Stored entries
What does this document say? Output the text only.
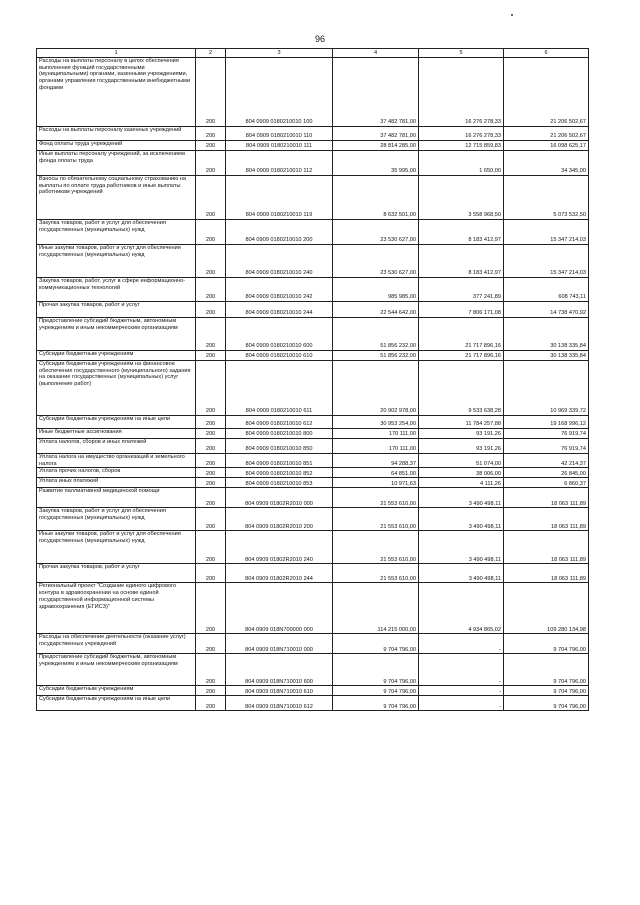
96
1	2	3	4	5	6
Расходы на выплаты персоналу в целях обеспечения выполнения функций государственными (муниципальными) органами, казенными учреждениями, органами управления государственными внебюджетными фондами	200	804 0909 0180210010 100	37 482 781,00	16 276 278,33	21 206 502,67
Расходы на выплаты персоналу казенных учреждений	200	804 0909 0180210010 110	37 482 781,00	16 276 278,33	21 206 502,67
Фонд оплаты труда учреждений	200	804 0909 0180210010 111	28 814 285,00	12 715 859,83	16 098 625,17
Иные выплаты персоналу учреждений, за исключением фонда оплаты труда	200	804 0909 0180210010 112	35 995,00	1 650,00	34 345,00
Взносы по обязательному социальному страхованию на выплаты по оплате труда работников и иные выплаты работникам учреждений	200	804 0909 0180210010 119	8 632 501,00	3 558 968,50	5 073 532,50
Закупка товаров, работ и услуг для обеспечения государственных (муниципальных) нужд	200	804 0909 0180210010 200	23 530 627,00	8 183 412,97	15 347 214,03
Иные закупки товаров, работ и услуг для обеспечения государственных (муниципальных) нужд	200	804 0909 0180210010 240	23 530 627,00	8 183 412,97	15 347 214,03
Закупка товаров, работ, услуг в сфере информационно-коммуникационных технологий	200	804 0909 0180210010 242	985 985,00	377 241,89	608 743,11
Прочая закупка товаров, работ и услуг	200	804 0909 0180210010 244	22 544 642,00	7 806 171,08	14 738 470,92
Предоставление субсидий бюджетным, автономным учреждениям и иным некоммерческим организациям	200	804 0909 0180210010 600	51 856 232,00	21 717 896,16	30 138 335,84
Субсидии бюджетным учреждениям	200	804 0909 0180210010 610	51 856 232,00	21 717 896,16	30 138 335,84
Субсидии бюджетным учреждениям на финансовое обеспечение государственного (муниципального) задания на оказание государственных (муниципальных) услуг (выполнение работ)	200	804 0909 0180210010 611	20 902 978,00	9 533 638,28	10 969 339,72
Субсидии бюджетным учреждениям на иные цели	200	804 0909 0180210010 612	30 953 254,00	11 784 257,88	19 168 996,12
Иные бюджетные ассигнования	200	804 0909 0180210010 800	170 111,00	93 191,26	76 919,74
Уплата налогов, сборов и иных платежей	200	804 0909 0180210010 850	170 111,00	93 191,26	76 919,74
Уплата налога на имущество организаций и земельного налога	200	804 0909 0180210010 851	94 288,37	51 074,00	42 214,37
Уплата прочих налогов, сборов	200	804 0909 0180210010 852	64 851,00	38 006,00	26 845,00
Уплата иных платежей	200	804 0909 0180210010 853	10 971,63	4 111,26	6 860,37
Развитие паллиативной медицинской помощи	200	804 0909 01802R2010 000	21 553 610,00	3 490 498,11	18 063 111,89
Закупка товаров, работ и услуг для обеспечения государственных (муниципальных) нужд	200	804 0909 01802R2010 200	21 553 610,00	3 490 498,11	18 063 111,89
Иные закупки товаров, работ и услуг для обеспечения государственных (муниципальных) нужд	200	804 0909 01802R2010 240	21 553 610,00	3 490 498,11	18 063 111,89
Прочая закупка товаров, работ и услуг	200	804 0909 01802R2010 244	21 553 610,00	3 490 498,11	18 063 111,89
Региональный проект "Создание единого цифрового контура в здравоохранении на основе единой государственной информационной системы здравоохранения (ЕГИСЗ)"	200	804 0909 018N700000 000	114 215 000,00	4 934 865,02	109 280 134,98
Расходы на обеспечение деятельности (оказание услуг) государственных учреждений	200	804 0909 018N710010 000	9 704 796,00	-	9 704 796,00
Предоставление субсидий бюджетным, автономным учреждениям и иным некоммерческим организациям	200	804 0909 018N710010 600	9 704 796,00	-	9 704 796,00
Субсидии бюджетным учреждениям	200	804 0909 018N710010 610	9 704 796,00	-	9 704 796,00
Субсидии бюджетным учреждениям на иные цели	200	804 0909 018N710010 612	9 704 796,00	-	9 704 796,00
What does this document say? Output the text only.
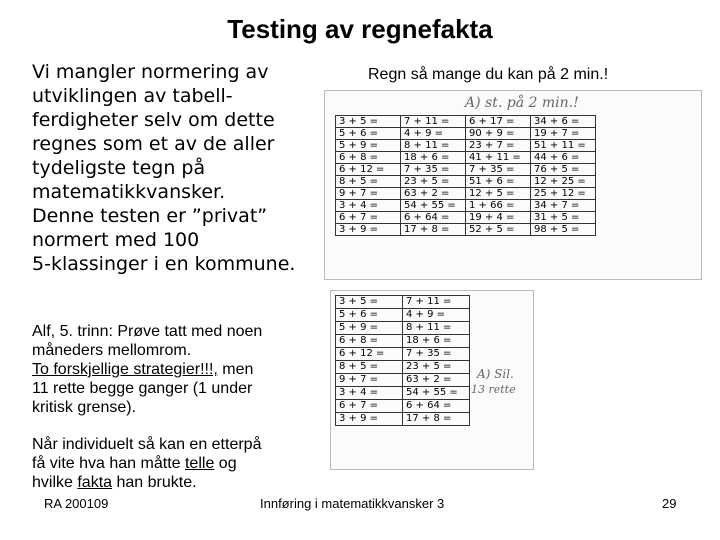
Testing av regnefakta
Vi mangler normering av
utviklingen av tabell-
ferdigheter selv om dette
regnes som et av de aller
tydeligste tegn på
matematikkvansker.
Denne testen er ”privat”
normert med 100
5-klassinger i en kommune.
Regn så mange du kan på 2 min.!
A) st. på 2 min.!
3 + 5 =	7 + 11 =	6 + 17 =	34 + 6 =
5 + 6 =	4 + 9 =	90 + 9 =	19 + 7 =
5 + 9 =	8 + 11 =	23 + 7 =	51 + 11 =
6 + 8 =	18 + 6 =	41 + 11 =	44 + 6 =
6 + 12 =	7 + 35 =	7 + 35 =	76 + 5 =
8 + 5 =	23 + 5 =	51 + 6 =	12 + 25 =
9 + 7 =	63 + 2 =	12 + 5 =	25 + 12 =
3 + 4 =	54 + 55 =	1 + 66 =	34 + 7 =
6 + 7 =	6 + 64 =	19 + 4 =	31 + 5 =
3 + 9 =	17 + 8 =	52 + 5 =	98 + 5 =
3 + 5 =	7 + 11 =
5 + 6 =	4 + 9 =
5 + 9 =	8 + 11 =
6 + 8 =	18 + 6 =
6 + 12 =	7 + 35 =
8 + 5 =	23 + 5 =
9 + 7 =	63 + 2 =
3 + 4 =	54 + 55 =
6 + 7 =	6 + 64 =
3 + 9 =	17 + 8 =
A) Sil.
13 rette
Alf, 5. trinn: Prøve tatt med noen
måneders mellomrom.
To forskjellige strategier!!!, men
11 rette begge ganger (1 under
kritisk grense).
Når individuelt så kan en etterpå
få vite hva han måtte telle og
hvilke fakta han brukte.
RA 200109	Innføring i matematikkvansker 3	29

• JOB:
Read the lines above. Gather those in which the string "цели" is found.

• EXERCISE RESPONSE:
Субсидии бюджетным учреждениям на иные цели	200	804 0909 0180210010 612	30 953 254,00	11 784 257,88	19 168 996,12
Субсидии бюджетным учреждениям на иные цели	200	804 0909 018N710010 612	9 704 796,00	-	9 704 796,00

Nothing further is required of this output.